[Collected data entries]
# # # # # # #
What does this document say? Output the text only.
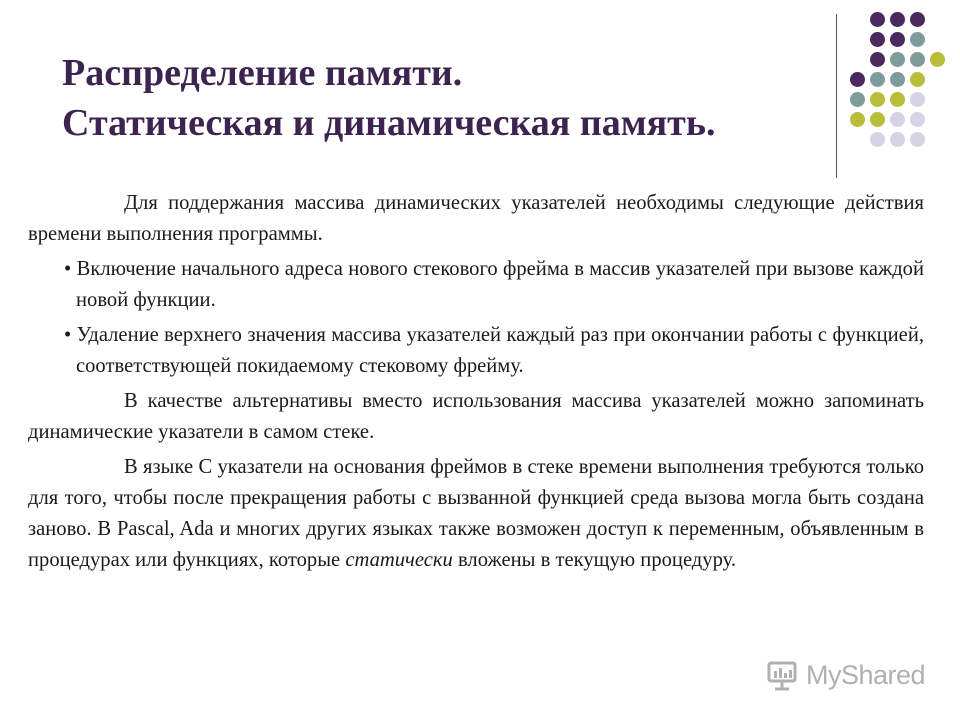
Распределение памяти.
Статическая и динамическая память.

Для поддержания массива динамических указателей необходимы следующие действия времени выполнения программы.

• Включение начального адреса нового стекового фрейма в массив указателей при вызове каждой новой функции.

• Удаление верхнего значения массива указателей каждый раз при окончании работы с функцией, соответствующей покидаемому стековому фрейму.

В качестве альтернативы вместо использования массива указателей можно запоминать динамические указатели в самом стеке.

В языке С указатели на основания фреймов в стеке времени выполнения требуются только для того, чтобы после прекращения работы с вызванной функцией среда вызова могла быть создана заново. В Pascal, Ada и многих других языках также возможен доступ к переменным, объявленным в процедурах или функциях, которые статически вложены в текущую процедуру.

MyShared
# # # # # # #
Challenge:
Extract the full listing above verbatim; pictures are to be left out of the copy.

Result of the task:
What does this document say? Output the text only.
Распределение памяти.
Статическая и динамическая память.

Для поддержания массива динамических указателей необходимы следующие действия времени выполнения программы.

• Включение начального адреса нового стекового фрейма в массив указателей при вызове каждой новой функции.

• Удаление верхнего значения массива указателей каждый раз при окончании работы с функцией, соответствующей покидаемому стековому фрейму.

В качестве альтернативы вместо использования массива указателей можно запоминать динамические указатели в самом стеке.

В языке С указатели на основания фреймов в стеке времени выполнения требуются только для того, чтобы после прекращения работы с вызванной функцией среда вызова могла быть создана заново. В Pascal, Ada и многих других языках также возможен доступ к переменным, объявленным в процедурах или функциях, которые статически вложены в текущую процедуру.

MyShared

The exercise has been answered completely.